- [PROBLEM DESCRIPTION]:
Without the images, write out all of the following entries exactly.

****************************************

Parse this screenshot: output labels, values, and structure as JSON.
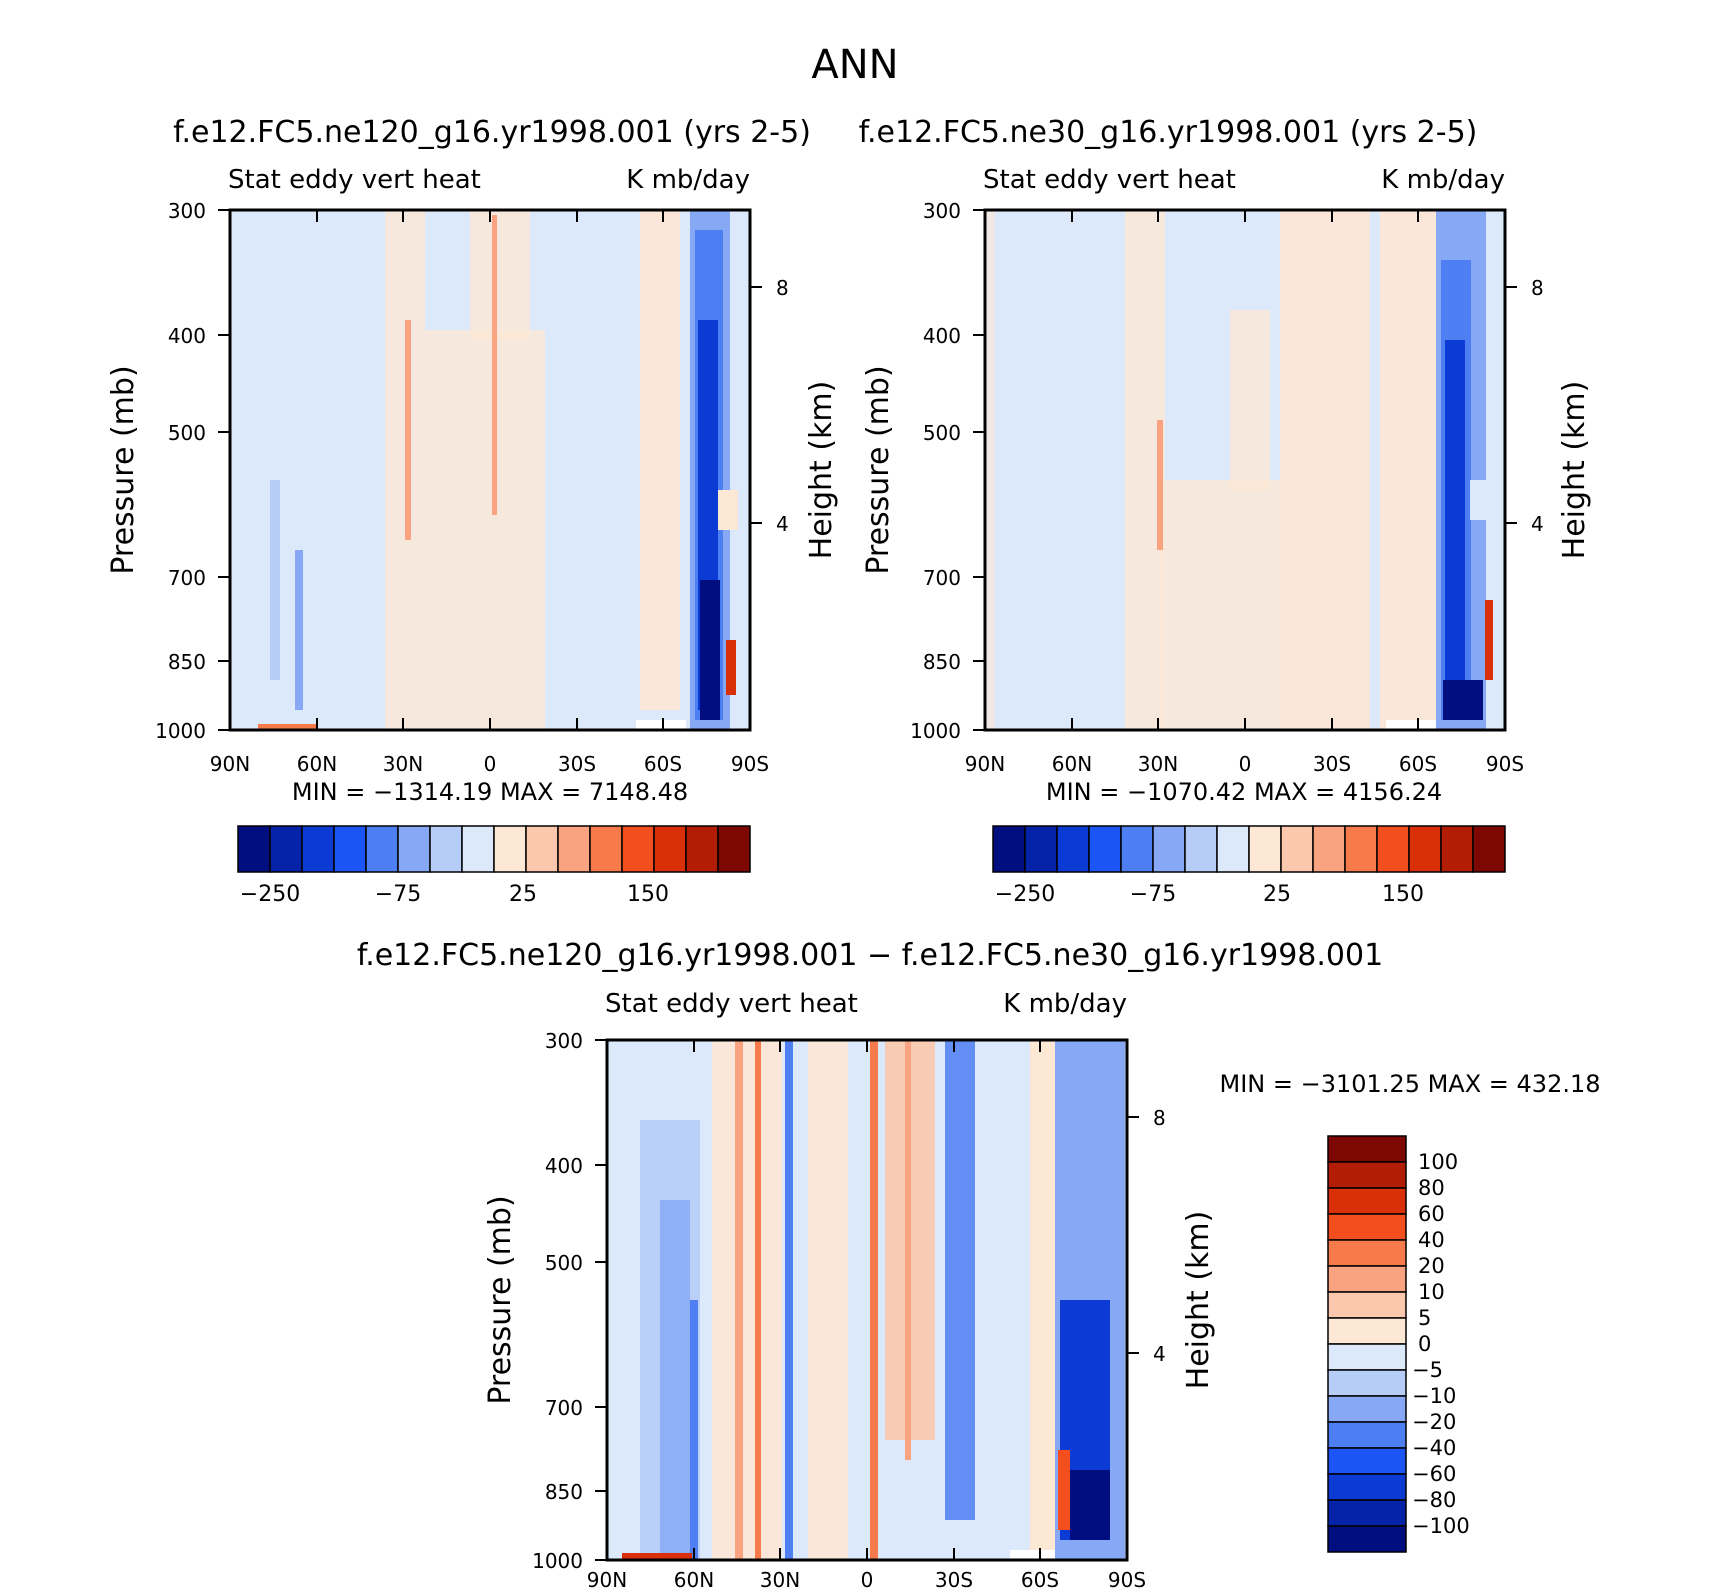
{
  "title": "ANN",
  "colors": {
    "scale13": [
      "#000e7f",
      "#0523a8",
      "#0c3ad5",
      "#1b55f5",
      "#4d7ef2",
      "#86a8f5",
      "#b6cdf7",
      "#dbe9fb",
      "#fde7d5",
      "#fbc8ad",
      "#f9a381",
      "#f77a4b",
      "#f24e1e",
      "#d9300a",
      "#b41d05",
      "#7d0703"
    ],
    "diff": [
      "#000e7f",
      "#0523a8",
      "#0c3ad5",
      "#1b55f5",
      "#4d7ef2",
      "#86a8f5",
      "#b6cdf7",
      "#dbe9fb",
      "#fde7d5",
      "#fbc8ad",
      "#f9a381",
      "#f77a4b",
      "#f24e1e",
      "#d9300a",
      "#b41d05",
      "#7d0703"
    ]
  },
  "chart_data": [
    {
      "type": "heatmap",
      "title": "f.e12.FC5.ne120_g16.yr1998.001 (yrs 2-5)",
      "subtitle_left": "Stat eddy vert heat",
      "subtitle_right": "K mb/day",
      "ylabel": "Pressure (mb)",
      "y2label": "Height (km)",
      "x_ticks": [
        "90N",
        "60N",
        "30N",
        "0",
        "30S",
        "60S",
        "90S"
      ],
      "y_ticks": [
        "300",
        "400",
        "500",
        "700",
        "850",
        "1000"
      ],
      "y2_ticks": [
        "8",
        "4"
      ],
      "ylim": [
        1000,
        300
      ],
      "stats": "MIN = −1314.19   MAX = 7148.48",
      "colorbar_labels": [
        "−250",
        "−75",
        "25",
        "150"
      ]
    },
    {
      "type": "heatmap",
      "title": "f.e12.FC5.ne30_g16.yr1998.001 (yrs 2-5)",
      "subtitle_left": "Stat eddy vert heat",
      "subtitle_right": "K mb/day",
      "ylabel": "Pressure (mb)",
      "y2label": "Height (km)",
      "x_ticks": [
        "90N",
        "60N",
        "30N",
        "0",
        "30S",
        "60S",
        "90S"
      ],
      "y_ticks": [
        "300",
        "400",
        "500",
        "700",
        "850",
        "1000"
      ],
      "y2_ticks": [
        "8",
        "4"
      ],
      "ylim": [
        1000,
        300
      ],
      "stats": "MIN = −1070.42   MAX = 4156.24",
      "colorbar_labels": [
        "−250",
        "−75",
        "25",
        "150"
      ]
    },
    {
      "type": "heatmap",
      "title": "f.e12.FC5.ne120_g16.yr1998.001 − f.e12.FC5.ne30_g16.yr1998.001",
      "subtitle_left": "Stat eddy vert heat",
      "subtitle_right": "K mb/day",
      "ylabel": "Pressure (mb)",
      "y2label": "Height (km)",
      "x_ticks": [
        "90N",
        "60N",
        "30N",
        "0",
        "30S",
        "60S",
        "90S"
      ],
      "y_ticks": [
        "300",
        "400",
        "500",
        "700",
        "850",
        "1000"
      ],
      "y2_ticks": [
        "8",
        "4"
      ],
      "ylim": [
        1000,
        300
      ],
      "stats": "MIN = −3101.25   MAX = 432.18",
      "colorbar_labels": [
        "100",
        "80",
        "60",
        "40",
        "20",
        "10",
        "5",
        "0",
        "−5",
        "−10",
        "−20",
        "−40",
        "−60",
        "−80",
        "−100"
      ]
    }
  ]
}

****************************************

- [ANSWER TO THIS PROBLEM]:
Parse this screenshot: output labels, values, and structure as JSON.
{
  "title": "ANN",
  "colors": {
    "scale13": [
      "#000e7f",
      "#0523a8",
      "#0c3ad5",
      "#1b55f5",
      "#4d7ef2",
      "#86a8f5",
      "#b6cdf7",
      "#dbe9fb",
      "#fde7d5",
      "#fbc8ad",
      "#f9a381",
      "#f77a4b",
      "#f24e1e",
      "#d9300a",
      "#b41d05",
      "#7d0703"
    ],
    "diff": [
      "#000e7f",
      "#0523a8",
      "#0c3ad5",
      "#1b55f5",
      "#4d7ef2",
      "#86a8f5",
      "#b6cdf7",
      "#dbe9fb",
      "#fde7d5",
      "#fbc8ad",
      "#f9a381",
      "#f77a4b",
      "#f24e1e",
      "#d9300a",
      "#b41d05",
      "#7d0703"
    ]
  },
  "chart_data": [
    {
      "type": "heatmap",
      "title": "f.e12.FC5.ne120_g16.yr1998.001 (yrs 2-5)",
      "subtitle_left": "Stat eddy vert heat",
      "subtitle_right": "K mb/day",
      "ylabel": "Pressure (mb)",
      "y2label": "Height (km)",
      "x_ticks": [
        "90N",
        "60N",
        "30N",
        "0",
        "30S",
        "60S",
        "90S"
      ],
      "y_ticks": [
        "300",
        "400",
        "500",
        "700",
        "850",
        "1000"
      ],
      "y2_ticks": [
        "8",
        "4"
      ],
      "ylim": [
        1000,
        300
      ],
      "stats": "MIN = −1314.19   MAX = 7148.48",
      "colorbar_labels": [
        "−250",
        "−75",
        "25",
        "150"
      ]
    },
    {
      "type": "heatmap",
      "title": "f.e12.FC5.ne30_g16.yr1998.001 (yrs 2-5)",
      "subtitle_left": "Stat eddy vert heat",
      "subtitle_right": "K mb/day",
      "ylabel": "Pressure (mb)",
      "y2label": "Height (km)",
      "x_ticks": [
        "90N",
        "60N",
        "30N",
        "0",
        "30S",
        "60S",
        "90S"
      ],
      "y_ticks": [
        "300",
        "400",
        "500",
        "700",
        "850",
        "1000"
      ],
      "y2_ticks": [
        "8",
        "4"
      ],
      "ylim": [
        1000,
        300
      ],
      "stats": "MIN = −1070.42   MAX = 4156.24",
      "colorbar_labels": [
        "−250",
        "−75",
        "25",
        "150"
      ]
    },
    {
      "type": "heatmap",
      "title": "f.e12.FC5.ne120_g16.yr1998.001 − f.e12.FC5.ne30_g16.yr1998.001",
      "subtitle_left": "Stat eddy vert heat",
      "subtitle_right": "K mb/day",
      "ylabel": "Pressure (mb)",
      "y2label": "Height (km)",
      "x_ticks": [
        "90N",
        "60N",
        "30N",
        "0",
        "30S",
        "60S",
        "90S"
      ],
      "y_ticks": [
        "300",
        "400",
        "500",
        "700",
        "850",
        "1000"
      ],
      "y2_ticks": [
        "8",
        "4"
      ],
      "ylim": [
        1000,
        300
      ],
      "stats": "MIN = −3101.25   MAX = 432.18",
      "colorbar_labels": [
        "100",
        "80",
        "60",
        "40",
        "20",
        "10",
        "5",
        "0",
        "−5",
        "−10",
        "−20",
        "−40",
        "−60",
        "−80",
        "−100"
      ]
    }
  ]
}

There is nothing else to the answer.